#### The problem:
Each line that holds the word "stroke" is to be identified and copied.

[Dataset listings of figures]
------------------------------------------------------------

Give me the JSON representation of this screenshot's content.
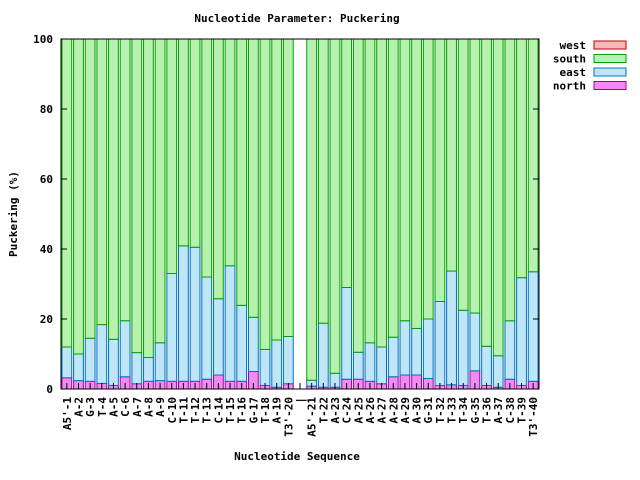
{
  "chart_data": {
    "type": "bar",
    "stacked": true,
    "title": "Nucleotide Parameter: Puckering",
    "xlabel": "Nucleotide Sequence",
    "ylabel": "Puckering (%)",
    "ylim": [
      0,
      100
    ],
    "yticks": [
      0,
      20,
      40,
      60,
      80,
      100
    ],
    "grid": false,
    "legend_position": "outside-right",
    "categories": [
      "A5'-1",
      "A-2",
      "G-3",
      "T-4",
      "A-5",
      "C-6",
      "A-7",
      "A-8",
      "A-9",
      "C-10",
      "T-11",
      "T-12",
      "T-13",
      "C-14",
      "T-15",
      "T-16",
      "G-17",
      "T-18",
      "A-19",
      "T3'-20",
      "|",
      "A5'-21",
      "T-22",
      "A-23",
      "C-24",
      "A-25",
      "A-26",
      "A-27",
      "A-28",
      "A-29",
      "A-30",
      "G-31",
      "T-32",
      "T-33",
      "T-34",
      "G-35",
      "T-36",
      "A-37",
      "C-38",
      "T-39",
      "T3'-40"
    ],
    "series": [
      {
        "name": "north",
        "color": "#f08cf0",
        "stroke": "#a000a0",
        "values": [
          3.2,
          2.4,
          2.2,
          1.6,
          1,
          3.5,
          1.5,
          2.2,
          2.4,
          2.2,
          2.2,
          2.2,
          2.8,
          4,
          2.2,
          2.2,
          5,
          1,
          0.5,
          1.5,
          null,
          0.8,
          0.5,
          0.5,
          2.8,
          2.8,
          2.2,
          1.5,
          3.5,
          4,
          4,
          3,
          1,
          1.2,
          1,
          5.2,
          1,
          0.5,
          2.8,
          1,
          2.2
        ]
      },
      {
        "name": "east",
        "color": "#bfe6f7",
        "stroke": "#0070c0",
        "values": [
          8.8,
          7.6,
          12.3,
          16.8,
          13.2,
          16,
          8.9,
          6.8,
          10.8,
          30.8,
          38.7,
          38.3,
          29.2,
          21.8,
          33,
          21.7,
          15.5,
          10.3,
          13.5,
          13.5,
          null,
          1.7,
          18.3,
          4,
          26.2,
          7.7,
          11,
          10.5,
          11.3,
          15.5,
          13.3,
          17,
          24,
          32.5,
          21.5,
          16.5,
          11.2,
          9,
          16.7,
          30.8,
          31.3
        ]
      },
      {
        "name": "south",
        "color": "#b8f0b0",
        "stroke": "#00a000",
        "values": [
          88,
          90,
          85.5,
          81.6,
          85.8,
          80.5,
          89.6,
          91,
          86.8,
          67,
          59.1,
          59.5,
          68,
          74.2,
          64.8,
          76.1,
          79.5,
          88.7,
          86,
          85,
          null,
          97.5,
          81.2,
          95.5,
          71,
          89.5,
          86.8,
          88,
          85.2,
          80.5,
          82.7,
          80,
          75,
          66.3,
          77.5,
          78.3,
          87.8,
          90.5,
          80.5,
          68.2,
          66.5
        ]
      },
      {
        "name": "west",
        "color": "#f5b8b8",
        "stroke": "#c00000",
        "values": [
          0,
          0,
          0,
          0,
          0,
          0,
          0,
          0,
          0,
          0,
          0,
          0,
          0,
          0,
          0,
          0,
          0,
          0,
          0,
          0,
          null,
          0,
          0,
          0,
          0,
          0,
          0,
          0,
          0,
          0,
          0,
          0,
          0,
          0,
          0,
          0,
          0,
          0,
          0,
          0,
          0
        ]
      }
    ]
  }
}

------------------------------------------------------------

#### Answer to this problem:
        "stroke": "#a000a0",
        "stroke": "#0070c0",
        "stroke": "#00a000",
        "stroke": "#c00000",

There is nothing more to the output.